* [Task]: Going through the material below, please gather all lines with the word "Teknologi" in them.
* BEGIN Data shown *
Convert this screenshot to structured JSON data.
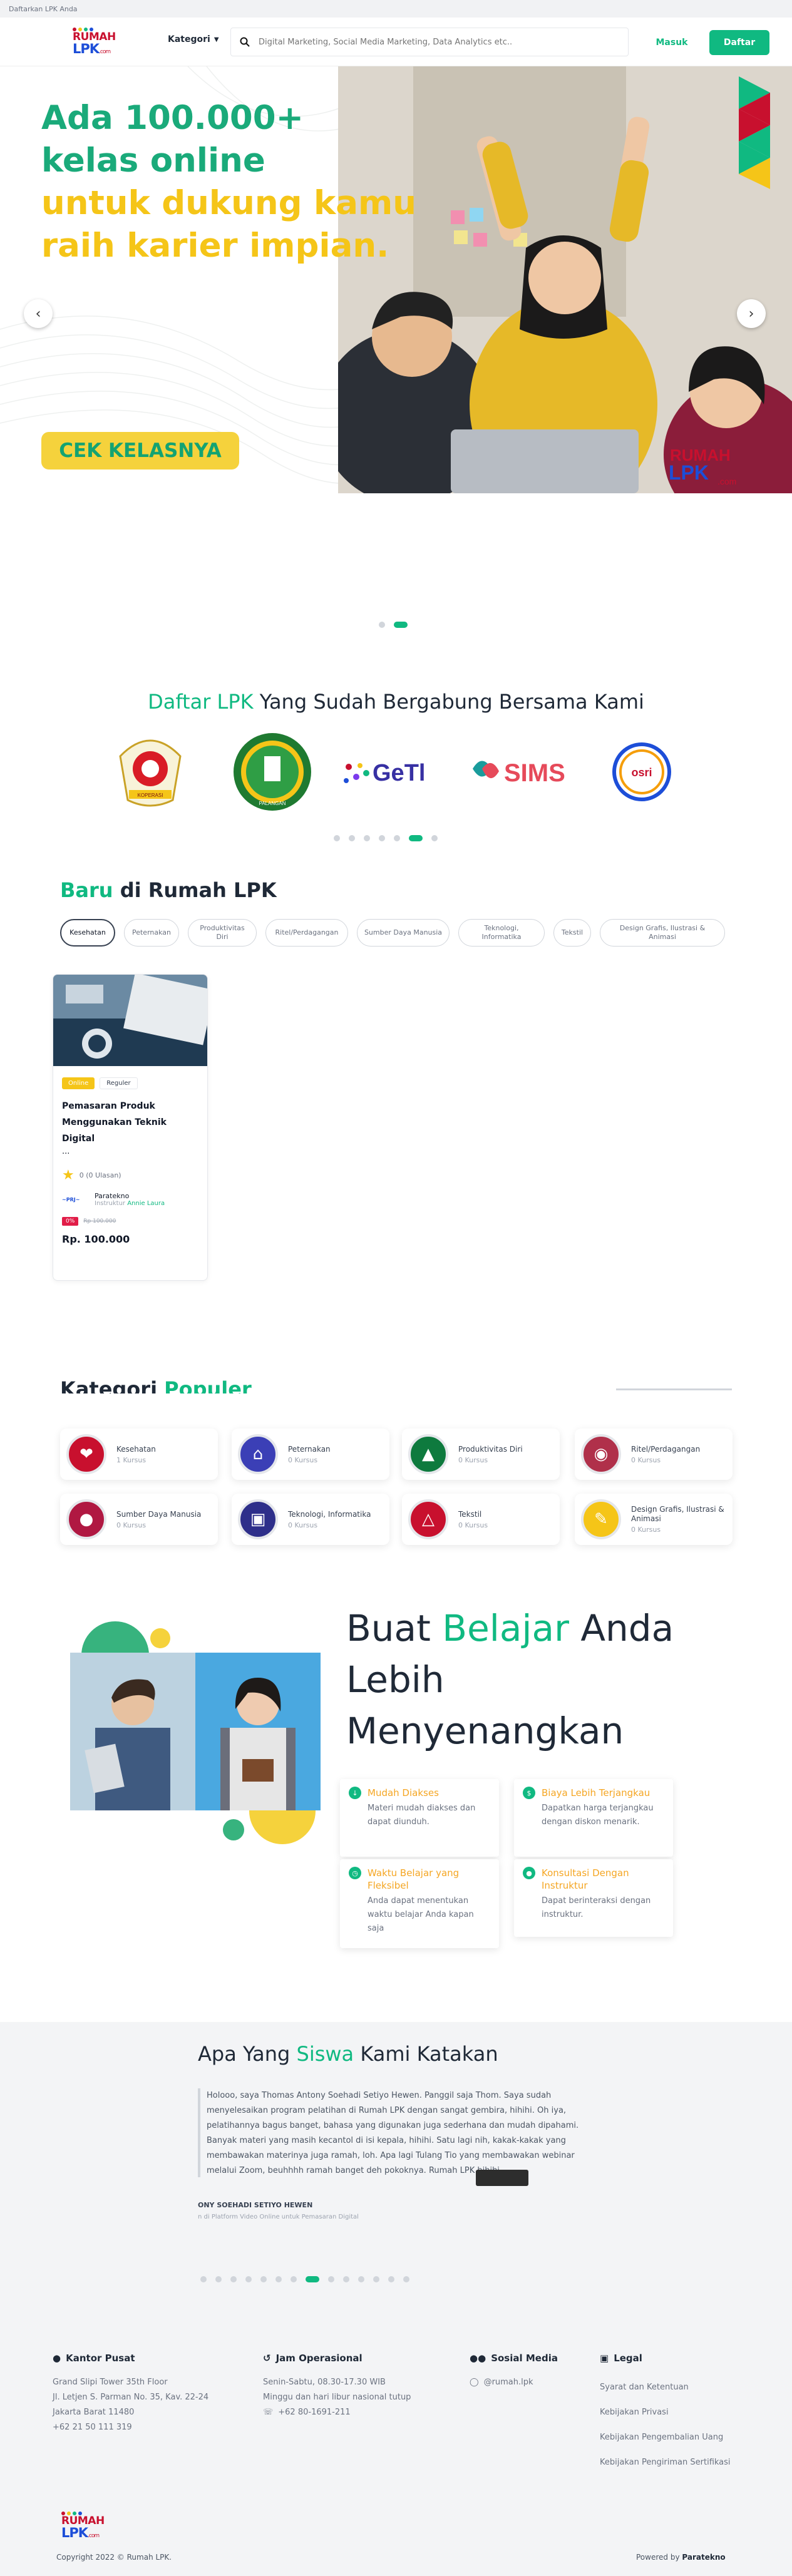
{
  "topbar": {
    "text": "Daftarkan LPK Anda"
  },
  "header": {
    "logo": {
      "line1": "RUMAH",
      "line2": "LPK",
      "suffix": ".com"
    },
    "kategori_label": "Kategori",
    "search_placeholder": "Digital Marketing, Social Media Marketing, Data Analytics etc..",
    "login_label": "Masuk",
    "register_label": "Daftar"
  },
  "hero": {
    "line1": "Ada 100.000+",
    "line2": "kelas online",
    "line3": "untuk dukung kamu",
    "line4": "raih karier impian.",
    "cta": "CEK KELASNYA",
    "brand": {
      "line1": "RUMAH",
      "line2": "LPK",
      "suffix": ".com"
    },
    "dots_total": 2,
    "dots_active": 1
  },
  "lpk_section": {
    "title_accent": "Daftar LPK",
    "title_rest": "Yang Sudah Bergabung Bersama Kami",
    "logos": [
      {
        "name": "seal-logo-1",
        "text": "KOPERASI"
      },
      {
        "name": "seal-logo-2",
        "text": "PALANGAN"
      },
      {
        "name": "getl-logo",
        "text": "GeTl"
      },
      {
        "name": "sims-logo",
        "text": "SIMS"
      },
      {
        "name": "osri-logo",
        "text": "osri"
      }
    ],
    "dots_total": 7,
    "dots_active": 5
  },
  "baru": {
    "title_accent": "Baru",
    "title_rest": "di Rumah LPK",
    "tabs": [
      "Kesehatan",
      "Peternakan",
      "Produktivitas Diri",
      "Ritel/Perdagangan",
      "Sumber Daya Manusia",
      "Teknologi, Informatika",
      "Tekstil",
      "Design Grafis, Ilustrasi & Animasi"
    ],
    "active_tab": 0,
    "course": {
      "badge1": "Online",
      "badge2": "Reguler",
      "title": "Pemasaran Produk Menggunakan Teknik Digital",
      "ellipsis": "...",
      "rating": "0 (0 Ulasan)",
      "provider": "Paratekno",
      "instructor_label": "Instruktur",
      "instructor": "Annie Laura",
      "discount_tag": "0%",
      "old_price": "Rp 100.000",
      "price": "Rp. 100.000"
    }
  },
  "kategori": {
    "title": "Kategori",
    "title_accent": "Populer",
    "items": [
      {
        "name": "Kesehatan",
        "count": "1 Kursus",
        "color": "#c8102e"
      },
      {
        "name": "Peternakan",
        "count": "0 Kursus",
        "color": "#3b3fb6"
      },
      {
        "name": "Produktivitas Diri",
        "count": "0 Kursus",
        "color": "#0e7a3e"
      },
      {
        "name": "Ritel/Perdagangan",
        "count": "0 Kursus",
        "color": "#b0304a"
      },
      {
        "name": "Sumber Daya Manusia",
        "count": "0 Kursus",
        "color": "#b01842"
      },
      {
        "name": "Teknologi, Informatika",
        "count": "0 Kursus",
        "color": "#2e2f8a"
      },
      {
        "name": "Tekstil",
        "count": "0 Kursus",
        "color": "#c8102e"
      },
      {
        "name": "Design Grafis, Ilustrasi & Animasi",
        "count": "0 Kursus",
        "color": "#f5c518"
      }
    ]
  },
  "belajar": {
    "title_a": "Buat",
    "title_accent": "Belajar",
    "title_b": "Anda Lebih",
    "title_c": "Menyenangkan",
    "features": [
      {
        "title": "Mudah Diakses",
        "desc": "Materi mudah diakses dan dapat diunduh."
      },
      {
        "title": "Biaya Lebih Terjangkau",
        "desc": "Dapatkan harga terjangkau dengan diskon menarik."
      },
      {
        "title": "Waktu Belajar yang Fleksibel",
        "desc": "Anda dapat menentukan waktu belajar Anda kapan saja"
      },
      {
        "title": "Konsultasi Dengan Instruktur",
        "desc": "Dapat berinteraksi dengan instruktur."
      }
    ]
  },
  "testimonial": {
    "title_a": "Apa Yang",
    "title_accent": "Siswa",
    "title_b": "Kami Katakan",
    "text": "Holooo, saya Thomas Antony Soehadi Setiyo Hewen. Panggil saja Thom. Saya sudah menyelesaikan program pelatihan di Rumah LPK dengan sangat gembira, hihihi. Oh iya, pelatihannya bagus banget, bahasa yang digunakan juga sederhana dan mudah dipahami. Banyak materi yang masih kecantol di isi kepala, hihihi. Satu lagi nih, kakak-kakak yang membawakan materinya juga ramah, loh. Apa lagi Tulang Tio yang membawakan webinar melalui Zoom, beuhhhh ramah banget deh pokoknya. Rumah LPK hihihi.",
    "name": "ONY SOEHADI SETIYO HEWEN",
    "role": "n di Platform Video Online untuk Pemasaran Digital",
    "dots_total": 14,
    "dots_active": 7
  },
  "footer": {
    "office": {
      "heading": "Kantor Pusat",
      "lines": [
        "Grand Slipi Tower 35th Floor",
        "Jl. Letjen S. Parman No. 35, Kav. 22-24",
        "Jakarta Barat 11480",
        "+62 21 50 111 319"
      ]
    },
    "hours": {
      "heading": "Jam Operasional",
      "lines": [
        "Senin-Sabtu, 08.30-17.30 WIB",
        "Minggu dan hari libur nasional tutup"
      ],
      "phone": "+62 80-1691-211"
    },
    "social": {
      "heading": "Sosial Media",
      "handle": "@rumah.lpk"
    },
    "legal": {
      "heading": "Legal",
      "links": [
        "Syarat dan Ketentuan",
        "Kebijakan Privasi",
        "Kebijakan Pengembalian Uang",
        "Kebijakan Pengiriman Sertifikasi"
      ]
    },
    "logo": {
      "line1": "RUMAH",
      "line2": "LPK",
      "suffix": ".com"
    },
    "copyright": "Copyright 2022 © Rumah LPK.",
    "powered_label": "Powered by",
    "powered_by": "Paratekno"
  }
}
* END Data shown *
* [The response]:
      "Teknologi, Informatika",
        "name": "Teknologi, Informatika",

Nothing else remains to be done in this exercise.